◆ EXERCISE INSTRUCTIONS:
Leave out the pictures and copy everything else in the entries exactly.
## begin EXTRACTED INFORMATION
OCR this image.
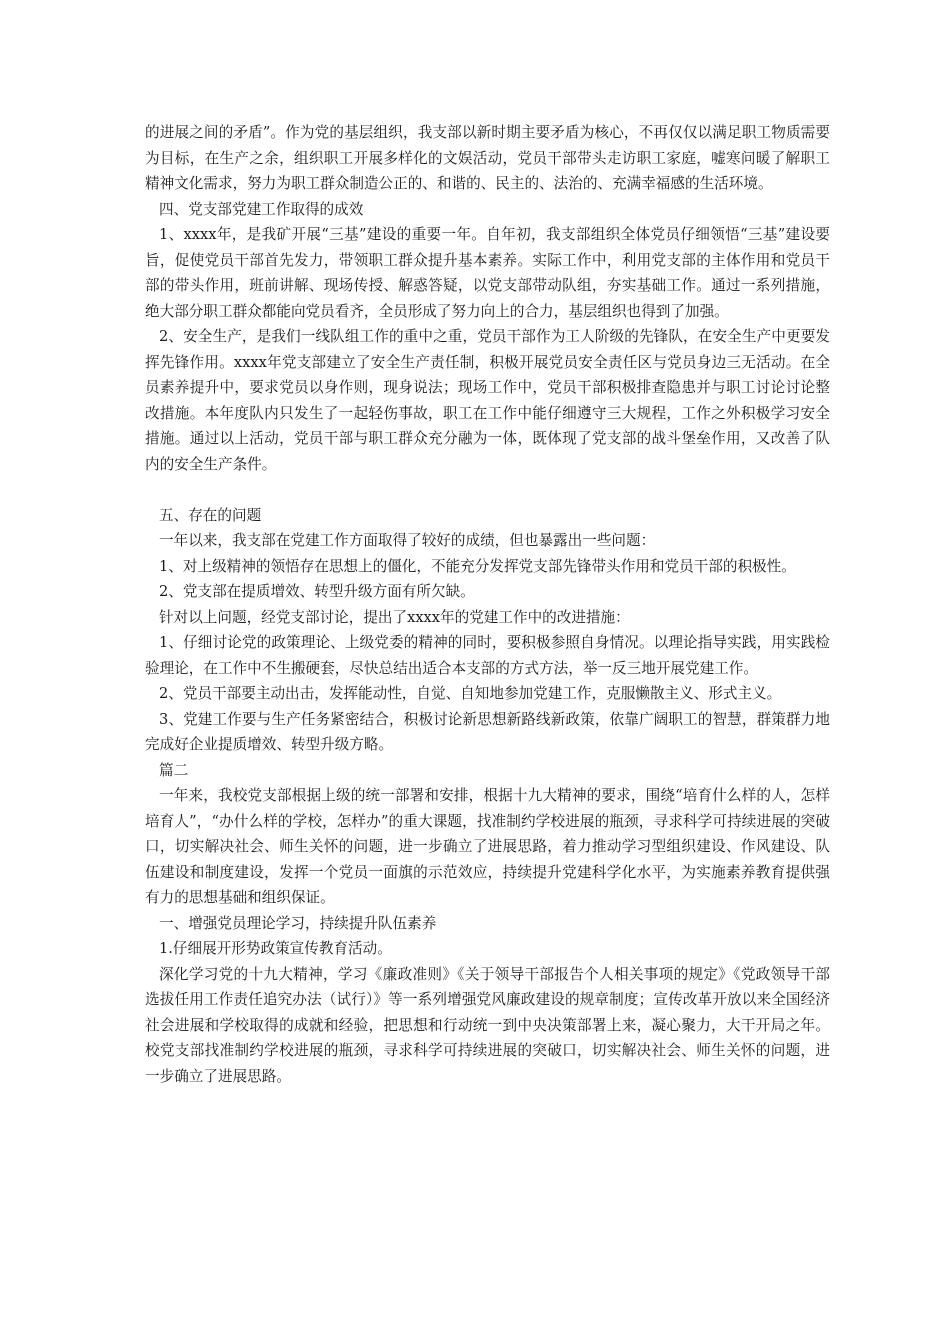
的进展之间的矛盾”。作为党的基层组织，我支部以新时期主要矛盾为核心，不再仅仅以满足职工物质需要为目标，在生产之余，组织职工开展多样化的文娱活动，党员干部带头走访职工家庭，嘘寒问暖了解职工精神文化需求，努力为职工群众制造公正的、和谐的、民主的、法治的、充满幸福感的生活环境。

四、党支部党建工作取得的成效

1、xxxx年，是我矿开展“三基”建设的重要一年。自年初，我支部组织全体党员仔细领悟“三基”建设要旨，促使党员干部首先发力，带领职工群众提升基本素养。实际工作中，利用党支部的主体作用和党员干部的带头作用，班前讲解、现场传授、解惑答疑，以党支部带动队组，夯实基础工作。通过一系列措施，绝大部分职工群众都能向党员看齐，全员形成了努力向上的合力，基层组织也得到了加强。

2、安全生产，是我们一线队组工作的重中之重，党员干部作为工人阶级的先锋队，在安全生产中更要发挥先锋作用。xxxx年党支部建立了安全生产责任制，积极开展党员安全责任区与党员身边三无活动。在全员素养提升中，要求党员以身作则，现身说法；现场工作中，党员干部积极排查隐患并与职工讨论讨论整改措施。本年度队内只发生了一起轻伤事故，职工在工作中能仔细遵守三大规程，工作之外积极学习安全措施。通过以上活动，党员干部与职工群众充分融为一体，既体现了党支部的战斗堡垒作用，又改善了队内的安全生产条件。

五、存在的问题

一年以来，我支部在党建工作方面取得了较好的成绩，但也暴露出一些问题：

1、对上级精神的领悟存在思想上的僵化，不能充分发挥党支部先锋带头作用和党员干部的积极性。

2、党支部在提质增效、转型升级方面有所欠缺。

针对以上问题，经党支部讨论，提出了xxxx年的党建工作中的改进措施：

1、仔细讨论党的政策理论、上级党委的精神的同时，要积极参照自身情况。以理论指导实践，用实践检验理论，在工作中不生搬硬套，尽快总结出适合本支部的方式方法，举一反三地开展党建工作。

2、党员干部要主动出击，发挥能动性，自觉、自知地参加党建工作，克服懒散主义、形式主义。

3、党建工作要与生产任务紧密结合，积极讨论新思想新路线新政策，依靠广阔职工的智慧，群策群力地完成好企业提质增效、转型升级方略。

篇二

一年来，我校党支部根据上级的统一部署和安排，根据十九大精神的要求，围绕“培育什么样的人，怎样培育人”，“办什么样的学校，怎样办”的重大课题，找准制约学校进展的瓶颈，寻求科学可持续进展的突破口，切实解决社会、师生关怀的问题，进一步确立了进展思路，着力推动学习型组织建设、作风建设、队伍建设和制度建设，发挥一个党员一面旗的示范效应，持续提升党建科学化水平，为实施素养教育提供强有力的思想基础和组织保证。

一、增强党员理论学习，持续提升队伍素养

1.仔细展开形势政策宣传教育活动。

深化学习党的十九大精神，学习《廉政准则》《关于领导干部报告个人相关事项的规定》《党政领导干部选拔任用工作责任追究办法（试行）》等一系列增强党风廉政建设的规章制度；宣传改革开放以来全国经济社会进展和学校取得的成就和经验，把思想和行动统一到中央决策部署上来，凝心聚力，大干开局之年。校党支部找准制约学校进展的瓶颈，寻求科学可持续进展的突破口，切实解决社会、师生关怀的问题，进一步确立了进展思路。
## end EXTRACTED INFORMATION
◆ WRITTEN SOLUTION:
OCR this image.
的进展之间的矛盾”。作为党的基层组织，我支部以新时期主要矛盾为核心，不再仅仅以满足职工物质需要为目标，在生产之余，组织职工开展多样化的文娱活动，党员干部带头走访职工家庭，嘘寒问暖了解职工精神文化需求，努力为职工群众制造公正的、和谐的、民主的、法治的、充满幸福感的生活环境。

四、党支部党建工作取得的成效

1、xxxx年，是我矿开展“三基”建设的重要一年。自年初，我支部组织全体党员仔细领悟“三基”建设要旨，促使党员干部首先发力，带领职工群众提升基本素养。实际工作中，利用党支部的主体作用和党员干部的带头作用，班前讲解、现场传授、解惑答疑，以党支部带动队组，夯实基础工作。通过一系列措施，绝大部分职工群众都能向党员看齐，全员形成了努力向上的合力，基层组织也得到了加强。

2、安全生产，是我们一线队组工作的重中之重，党员干部作为工人阶级的先锋队，在安全生产中更要发挥先锋作用。xxxx年党支部建立了安全生产责任制，积极开展党员安全责任区与党员身边三无活动。在全员素养提升中，要求党员以身作则，现身说法；现场工作中，党员干部积极排查隐患并与职工讨论讨论整改措施。本年度队内只发生了一起轻伤事故，职工在工作中能仔细遵守三大规程，工作之外积极学习安全措施。通过以上活动，党员干部与职工群众充分融为一体，既体现了党支部的战斗堡垒作用，又改善了队内的安全生产条件。

五、存在的问题

一年以来，我支部在党建工作方面取得了较好的成绩，但也暴露出一些问题：

1、对上级精神的领悟存在思想上的僵化，不能充分发挥党支部先锋带头作用和党员干部的积极性。

2、党支部在提质增效、转型升级方面有所欠缺。

针对以上问题，经党支部讨论，提出了xxxx年的党建工作中的改进措施：

1、仔细讨论党的政策理论、上级党委的精神的同时，要积极参照自身情况。以理论指导实践，用实践检验理论，在工作中不生搬硬套，尽快总结出适合本支部的方式方法，举一反三地开展党建工作。

2、党员干部要主动出击，发挥能动性，自觉、自知地参加党建工作，克服懒散主义、形式主义。

3、党建工作要与生产任务紧密结合，积极讨论新思想新路线新政策，依靠广阔职工的智慧，群策群力地完成好企业提质增效、转型升级方略。

篇二

一年来，我校党支部根据上级的统一部署和安排，根据十九大精神的要求，围绕“培育什么样的人，怎样培育人”，“办什么样的学校，怎样办”的重大课题，找准制约学校进展的瓶颈，寻求科学可持续进展的突破口，切实解决社会、师生关怀的问题，进一步确立了进展思路，着力推动学习型组织建设、作风建设、队伍建设和制度建设，发挥一个党员一面旗的示范效应，持续提升党建科学化水平，为实施素养教育提供强有力的思想基础和组织保证。

一、增强党员理论学习，持续提升队伍素养

1.仔细展开形势政策宣传教育活动。

深化学习党的十九大精神，学习《廉政准则》《关于领导干部报告个人相关事项的规定》《党政领导干部选拔任用工作责任追究办法（试行）》等一系列增强党风廉政建设的规章制度；宣传改革开放以来全国经济社会进展和学校取得的成就和经验，把思想和行动统一到中央决策部署上来，凝心聚力，大干开局之年。校党支部找准制约学校进展的瓶颈，寻求科学可持续进展的突破口，切实解决社会、师生关怀的问题，进一步确立了进展思路。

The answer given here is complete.